## Task to carry out
Show every line from the entries that follow which holds the word "Ressources".

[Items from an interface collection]

┄┄┄┄┄┄┄┄┄┄

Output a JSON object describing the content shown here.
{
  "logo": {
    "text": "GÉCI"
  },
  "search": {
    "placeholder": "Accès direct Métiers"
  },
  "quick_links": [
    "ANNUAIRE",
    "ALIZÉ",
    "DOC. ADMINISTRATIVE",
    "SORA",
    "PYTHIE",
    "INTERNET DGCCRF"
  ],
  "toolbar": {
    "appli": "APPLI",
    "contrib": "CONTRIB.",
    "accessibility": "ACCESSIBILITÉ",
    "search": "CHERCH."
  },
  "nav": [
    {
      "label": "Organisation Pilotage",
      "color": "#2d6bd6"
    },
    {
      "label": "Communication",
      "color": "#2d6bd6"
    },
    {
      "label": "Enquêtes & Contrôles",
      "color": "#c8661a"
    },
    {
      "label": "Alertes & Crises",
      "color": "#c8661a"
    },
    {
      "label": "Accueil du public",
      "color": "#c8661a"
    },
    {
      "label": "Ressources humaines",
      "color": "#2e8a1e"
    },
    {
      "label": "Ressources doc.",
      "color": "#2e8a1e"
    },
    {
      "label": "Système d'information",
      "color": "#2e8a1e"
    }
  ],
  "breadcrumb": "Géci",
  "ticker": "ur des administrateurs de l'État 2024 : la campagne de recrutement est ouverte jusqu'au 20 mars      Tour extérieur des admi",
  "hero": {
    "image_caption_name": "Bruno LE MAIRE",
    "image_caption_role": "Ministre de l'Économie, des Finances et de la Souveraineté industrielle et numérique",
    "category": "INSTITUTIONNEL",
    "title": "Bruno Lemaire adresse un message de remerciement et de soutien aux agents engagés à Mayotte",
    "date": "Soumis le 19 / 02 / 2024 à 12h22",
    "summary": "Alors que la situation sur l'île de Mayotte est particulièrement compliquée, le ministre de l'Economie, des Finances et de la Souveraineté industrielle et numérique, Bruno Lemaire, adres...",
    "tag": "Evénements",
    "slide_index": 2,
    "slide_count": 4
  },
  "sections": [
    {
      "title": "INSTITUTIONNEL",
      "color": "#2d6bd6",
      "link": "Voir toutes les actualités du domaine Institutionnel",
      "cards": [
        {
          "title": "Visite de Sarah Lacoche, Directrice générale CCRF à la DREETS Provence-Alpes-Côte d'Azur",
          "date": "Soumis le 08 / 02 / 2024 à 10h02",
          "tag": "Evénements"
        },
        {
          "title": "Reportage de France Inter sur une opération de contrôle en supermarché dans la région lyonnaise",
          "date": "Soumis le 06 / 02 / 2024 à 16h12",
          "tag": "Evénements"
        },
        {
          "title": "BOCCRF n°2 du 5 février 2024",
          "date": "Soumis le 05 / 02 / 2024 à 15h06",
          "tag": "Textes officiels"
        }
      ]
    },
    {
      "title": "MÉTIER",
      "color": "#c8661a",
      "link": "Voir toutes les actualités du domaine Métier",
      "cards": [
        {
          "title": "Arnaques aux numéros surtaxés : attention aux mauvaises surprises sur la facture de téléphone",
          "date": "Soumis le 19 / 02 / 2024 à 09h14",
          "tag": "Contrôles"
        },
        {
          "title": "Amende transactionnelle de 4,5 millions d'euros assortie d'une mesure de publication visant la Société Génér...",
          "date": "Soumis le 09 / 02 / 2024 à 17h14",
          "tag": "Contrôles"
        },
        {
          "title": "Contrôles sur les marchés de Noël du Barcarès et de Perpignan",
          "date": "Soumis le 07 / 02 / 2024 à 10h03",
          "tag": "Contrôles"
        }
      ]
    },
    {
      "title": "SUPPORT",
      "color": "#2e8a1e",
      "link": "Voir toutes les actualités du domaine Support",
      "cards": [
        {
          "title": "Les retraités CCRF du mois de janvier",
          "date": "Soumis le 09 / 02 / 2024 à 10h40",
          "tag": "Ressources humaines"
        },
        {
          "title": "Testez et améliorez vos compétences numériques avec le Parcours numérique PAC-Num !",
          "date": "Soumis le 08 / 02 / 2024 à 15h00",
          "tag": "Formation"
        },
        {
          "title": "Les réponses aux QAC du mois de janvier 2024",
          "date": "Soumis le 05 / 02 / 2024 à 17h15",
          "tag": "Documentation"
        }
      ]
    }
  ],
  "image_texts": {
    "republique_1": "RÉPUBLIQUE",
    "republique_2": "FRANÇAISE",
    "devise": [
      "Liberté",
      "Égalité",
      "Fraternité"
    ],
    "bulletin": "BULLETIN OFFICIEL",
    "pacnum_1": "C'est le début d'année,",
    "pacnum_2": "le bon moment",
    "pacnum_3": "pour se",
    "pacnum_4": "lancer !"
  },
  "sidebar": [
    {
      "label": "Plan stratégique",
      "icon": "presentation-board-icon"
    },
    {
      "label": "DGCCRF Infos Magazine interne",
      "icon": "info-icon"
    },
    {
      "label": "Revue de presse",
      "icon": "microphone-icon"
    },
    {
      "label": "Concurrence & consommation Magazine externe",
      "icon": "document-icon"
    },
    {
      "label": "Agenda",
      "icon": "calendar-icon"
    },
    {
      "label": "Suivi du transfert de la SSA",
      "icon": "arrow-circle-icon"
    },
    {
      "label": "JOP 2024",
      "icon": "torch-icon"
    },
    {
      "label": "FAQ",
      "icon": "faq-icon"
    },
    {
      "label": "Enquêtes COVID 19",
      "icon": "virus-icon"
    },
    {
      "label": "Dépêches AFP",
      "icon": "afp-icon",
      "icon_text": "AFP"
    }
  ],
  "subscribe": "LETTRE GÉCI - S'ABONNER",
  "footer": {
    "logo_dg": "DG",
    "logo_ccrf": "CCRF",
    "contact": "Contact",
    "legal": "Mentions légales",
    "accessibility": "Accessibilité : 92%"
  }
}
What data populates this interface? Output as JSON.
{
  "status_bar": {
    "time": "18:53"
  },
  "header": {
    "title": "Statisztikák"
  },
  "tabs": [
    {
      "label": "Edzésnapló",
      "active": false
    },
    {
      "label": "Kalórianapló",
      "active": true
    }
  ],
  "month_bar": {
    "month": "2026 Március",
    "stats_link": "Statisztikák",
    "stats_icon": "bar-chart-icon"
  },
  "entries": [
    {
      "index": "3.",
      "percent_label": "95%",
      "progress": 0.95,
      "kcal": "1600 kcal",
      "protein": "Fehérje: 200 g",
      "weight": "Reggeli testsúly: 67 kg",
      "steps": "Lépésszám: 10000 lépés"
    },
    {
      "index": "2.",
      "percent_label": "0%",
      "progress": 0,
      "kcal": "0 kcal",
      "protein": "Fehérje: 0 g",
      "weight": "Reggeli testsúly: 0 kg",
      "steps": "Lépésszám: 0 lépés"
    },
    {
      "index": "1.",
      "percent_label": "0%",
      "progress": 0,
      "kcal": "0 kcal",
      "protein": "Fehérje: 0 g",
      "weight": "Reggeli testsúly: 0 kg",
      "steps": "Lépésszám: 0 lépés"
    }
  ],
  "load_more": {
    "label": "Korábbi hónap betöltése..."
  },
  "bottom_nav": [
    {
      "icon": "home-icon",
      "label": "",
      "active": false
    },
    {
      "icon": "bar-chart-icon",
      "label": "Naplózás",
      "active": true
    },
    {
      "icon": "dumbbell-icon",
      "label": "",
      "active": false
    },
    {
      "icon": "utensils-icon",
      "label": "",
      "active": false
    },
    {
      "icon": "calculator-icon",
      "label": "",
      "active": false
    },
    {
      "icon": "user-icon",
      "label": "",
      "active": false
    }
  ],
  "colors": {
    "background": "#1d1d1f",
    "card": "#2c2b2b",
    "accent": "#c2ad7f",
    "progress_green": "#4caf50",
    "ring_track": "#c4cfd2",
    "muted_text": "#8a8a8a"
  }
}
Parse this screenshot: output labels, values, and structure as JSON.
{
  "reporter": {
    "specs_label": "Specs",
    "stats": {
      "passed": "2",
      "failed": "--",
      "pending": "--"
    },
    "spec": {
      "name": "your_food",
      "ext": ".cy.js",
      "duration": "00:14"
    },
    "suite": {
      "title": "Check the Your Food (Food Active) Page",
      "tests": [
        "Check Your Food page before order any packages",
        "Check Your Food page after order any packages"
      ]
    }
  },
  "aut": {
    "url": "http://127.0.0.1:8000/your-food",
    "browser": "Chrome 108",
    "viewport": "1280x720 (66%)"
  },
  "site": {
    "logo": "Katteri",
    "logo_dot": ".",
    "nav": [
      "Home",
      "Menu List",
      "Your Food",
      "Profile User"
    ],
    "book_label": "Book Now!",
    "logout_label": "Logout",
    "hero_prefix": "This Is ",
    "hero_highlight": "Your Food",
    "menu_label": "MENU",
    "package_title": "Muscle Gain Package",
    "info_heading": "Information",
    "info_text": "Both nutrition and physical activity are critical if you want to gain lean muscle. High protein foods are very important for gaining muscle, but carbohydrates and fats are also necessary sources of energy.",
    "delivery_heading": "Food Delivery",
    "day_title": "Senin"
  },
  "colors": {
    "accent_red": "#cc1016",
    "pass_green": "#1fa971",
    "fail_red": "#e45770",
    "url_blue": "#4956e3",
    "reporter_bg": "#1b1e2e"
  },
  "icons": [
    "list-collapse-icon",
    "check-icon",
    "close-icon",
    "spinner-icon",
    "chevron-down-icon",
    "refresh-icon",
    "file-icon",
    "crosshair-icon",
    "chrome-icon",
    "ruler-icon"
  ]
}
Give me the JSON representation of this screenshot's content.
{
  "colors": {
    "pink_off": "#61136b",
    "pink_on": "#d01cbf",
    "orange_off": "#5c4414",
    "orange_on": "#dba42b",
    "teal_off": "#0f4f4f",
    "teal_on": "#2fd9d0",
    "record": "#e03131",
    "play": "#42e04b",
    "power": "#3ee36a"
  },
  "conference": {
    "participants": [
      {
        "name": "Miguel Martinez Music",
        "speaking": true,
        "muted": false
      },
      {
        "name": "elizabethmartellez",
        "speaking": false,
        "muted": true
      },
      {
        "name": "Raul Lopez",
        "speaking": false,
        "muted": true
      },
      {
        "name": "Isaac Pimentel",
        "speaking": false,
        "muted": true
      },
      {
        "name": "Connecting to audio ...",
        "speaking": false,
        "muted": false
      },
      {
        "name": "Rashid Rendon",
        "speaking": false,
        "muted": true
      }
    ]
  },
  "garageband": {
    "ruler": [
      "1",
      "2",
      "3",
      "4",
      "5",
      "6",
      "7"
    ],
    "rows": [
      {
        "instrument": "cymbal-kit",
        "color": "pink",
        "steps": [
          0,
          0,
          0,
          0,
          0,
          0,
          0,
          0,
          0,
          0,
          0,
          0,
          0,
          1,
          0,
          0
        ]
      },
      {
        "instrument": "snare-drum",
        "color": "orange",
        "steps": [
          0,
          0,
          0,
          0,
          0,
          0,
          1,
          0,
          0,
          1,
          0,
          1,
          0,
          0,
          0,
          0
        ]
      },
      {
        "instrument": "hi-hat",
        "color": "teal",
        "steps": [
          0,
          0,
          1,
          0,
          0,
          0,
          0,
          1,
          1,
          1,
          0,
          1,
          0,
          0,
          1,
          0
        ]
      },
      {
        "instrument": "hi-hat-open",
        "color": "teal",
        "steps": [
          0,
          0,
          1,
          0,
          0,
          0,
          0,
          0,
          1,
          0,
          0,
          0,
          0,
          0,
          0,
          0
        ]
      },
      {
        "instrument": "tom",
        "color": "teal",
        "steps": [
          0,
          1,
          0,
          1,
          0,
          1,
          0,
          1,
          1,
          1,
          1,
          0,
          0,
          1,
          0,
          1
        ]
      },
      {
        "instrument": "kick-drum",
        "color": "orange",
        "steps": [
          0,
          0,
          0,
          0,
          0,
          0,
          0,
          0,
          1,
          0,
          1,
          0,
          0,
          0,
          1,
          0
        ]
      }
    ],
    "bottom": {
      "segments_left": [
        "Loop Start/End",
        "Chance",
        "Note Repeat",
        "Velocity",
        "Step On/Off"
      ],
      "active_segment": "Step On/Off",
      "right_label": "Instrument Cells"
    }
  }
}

┄┄┄┄┄┄┄┄┄┄

## Answer to this task
      "label": "Ressources humaines",
      "label": "Ressources doc.",
          "tag": "Ressources humaines"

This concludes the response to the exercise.